(Part of a data file)
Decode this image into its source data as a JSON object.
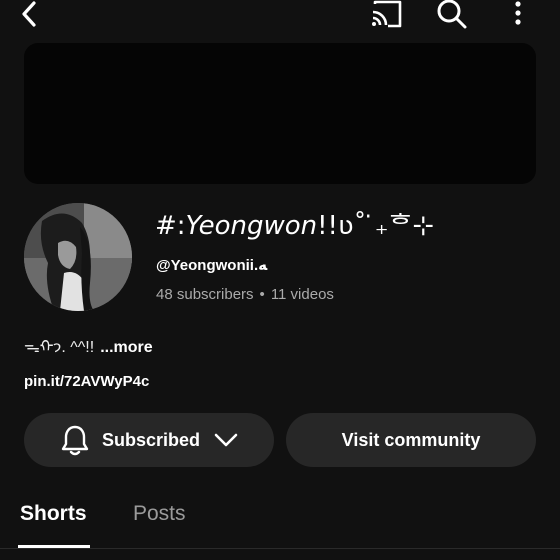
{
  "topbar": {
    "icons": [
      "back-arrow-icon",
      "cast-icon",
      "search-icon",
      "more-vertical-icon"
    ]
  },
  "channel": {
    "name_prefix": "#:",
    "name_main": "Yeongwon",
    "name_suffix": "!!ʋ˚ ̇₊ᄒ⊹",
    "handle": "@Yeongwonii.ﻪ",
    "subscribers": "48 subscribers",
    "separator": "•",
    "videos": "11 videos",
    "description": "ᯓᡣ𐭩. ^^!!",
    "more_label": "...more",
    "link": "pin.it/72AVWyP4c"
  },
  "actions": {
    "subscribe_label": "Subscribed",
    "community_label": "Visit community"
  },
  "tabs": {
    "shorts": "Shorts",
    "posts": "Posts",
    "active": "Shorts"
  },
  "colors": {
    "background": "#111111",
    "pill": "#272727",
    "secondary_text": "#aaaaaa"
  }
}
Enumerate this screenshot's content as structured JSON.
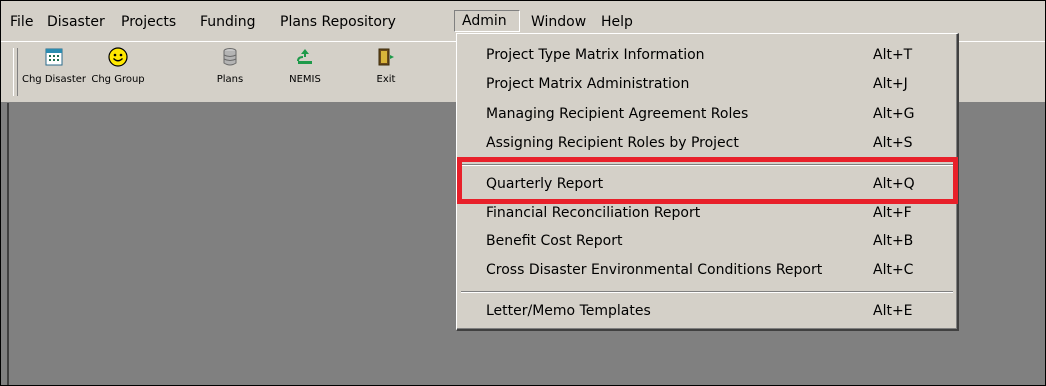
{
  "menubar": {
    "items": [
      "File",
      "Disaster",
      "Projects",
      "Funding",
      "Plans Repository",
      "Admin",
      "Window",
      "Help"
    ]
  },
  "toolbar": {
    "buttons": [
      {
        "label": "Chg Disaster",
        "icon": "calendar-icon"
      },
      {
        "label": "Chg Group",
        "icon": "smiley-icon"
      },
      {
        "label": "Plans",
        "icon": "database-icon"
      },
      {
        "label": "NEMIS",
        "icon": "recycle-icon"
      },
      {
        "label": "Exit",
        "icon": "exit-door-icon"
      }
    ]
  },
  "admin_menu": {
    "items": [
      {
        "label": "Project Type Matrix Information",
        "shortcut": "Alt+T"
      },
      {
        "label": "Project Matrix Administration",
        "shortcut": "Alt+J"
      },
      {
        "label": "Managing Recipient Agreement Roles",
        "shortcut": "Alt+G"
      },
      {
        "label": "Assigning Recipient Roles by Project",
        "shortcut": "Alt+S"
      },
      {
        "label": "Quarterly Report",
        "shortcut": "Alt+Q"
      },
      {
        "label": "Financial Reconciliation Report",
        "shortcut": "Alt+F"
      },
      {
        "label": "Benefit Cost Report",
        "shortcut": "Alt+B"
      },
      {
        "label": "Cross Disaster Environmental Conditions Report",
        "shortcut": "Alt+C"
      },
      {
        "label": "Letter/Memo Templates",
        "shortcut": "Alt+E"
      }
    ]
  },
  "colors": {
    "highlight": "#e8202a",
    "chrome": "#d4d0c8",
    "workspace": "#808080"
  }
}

• _GOAL_
Return to the listing above and set it down exactly, leaving out its pictures.

• _ANSWER FOR THIS EXERCISE_
Decode this image into its source data as a JSON object.
{
  "topbar": {
    "icons": [
      "back-arrow-icon",
      "cast-icon",
      "search-icon",
      "more-vertical-icon"
    ]
  },
  "channel": {
    "name_prefix": "#:",
    "name_main": "Yeongwon",
    "name_suffix": "!!ʋ˚ ̇₊ᄒ⊹",
    "handle": "@Yeongwonii.ﻪ",
    "subscribers": "48 subscribers",
    "separator": "•",
    "videos": "11 videos",
    "description": "ᯓᡣ𐭩. ^^!!",
    "more_label": "...more",
    "link": "pin.it/72AVWyP4c"
  },
  "actions": {
    "subscribe_label": "Subscribed",
    "community_label": "Visit community"
  },
  "tabs": {
    "shorts": "Shorts",
    "posts": "Posts",
    "active": "Shorts"
  },
  "colors": {
    "background": "#111111",
    "pill": "#272727",
    "secondary_text": "#aaaaaa"
  }
}
Enumerate this screenshot's content as structured JSON.
{
  "menubar": {
    "items": [
      "File",
      "Disaster",
      "Projects",
      "Funding",
      "Plans Repository",
      "Admin",
      "Window",
      "Help"
    ]
  },
  "toolbar": {
    "buttons": [
      {
        "label": "Chg Disaster",
        "icon": "calendar-icon"
      },
      {
        "label": "Chg Group",
        "icon": "smiley-icon"
      },
      {
        "label": "Plans",
        "icon": "database-icon"
      },
      {
        "label": "NEMIS",
        "icon": "recycle-icon"
      },
      {
        "label": "Exit",
        "icon": "exit-door-icon"
      }
    ]
  },
  "admin_menu": {
    "items": [
      {
        "label": "Project Type Matrix Information",
        "shortcut": "Alt+T"
      },
      {
        "label": "Project Matrix Administration",
        "shortcut": "Alt+J"
      },
      {
        "label": "Managing Recipient Agreement Roles",
        "shortcut": "Alt+G"
      },
      {
        "label": "Assigning Recipient Roles by Project",
        "shortcut": "Alt+S"
      },
      {
        "label": "Quarterly Report",
        "shortcut": "Alt+Q"
      },
      {
        "label": "Financial Reconciliation Report",
        "shortcut": "Alt+F"
      },
      {
        "label": "Benefit Cost Report",
        "shortcut": "Alt+B"
      },
      {
        "label": "Cross Disaster Environmental Conditions Report",
        "shortcut": "Alt+C"
      },
      {
        "label": "Letter/Memo Templates",
        "shortcut": "Alt+E"
      }
    ]
  },
  "colors": {
    "highlight": "#e8202a",
    "chrome": "#d4d0c8",
    "workspace": "#808080"
  }
}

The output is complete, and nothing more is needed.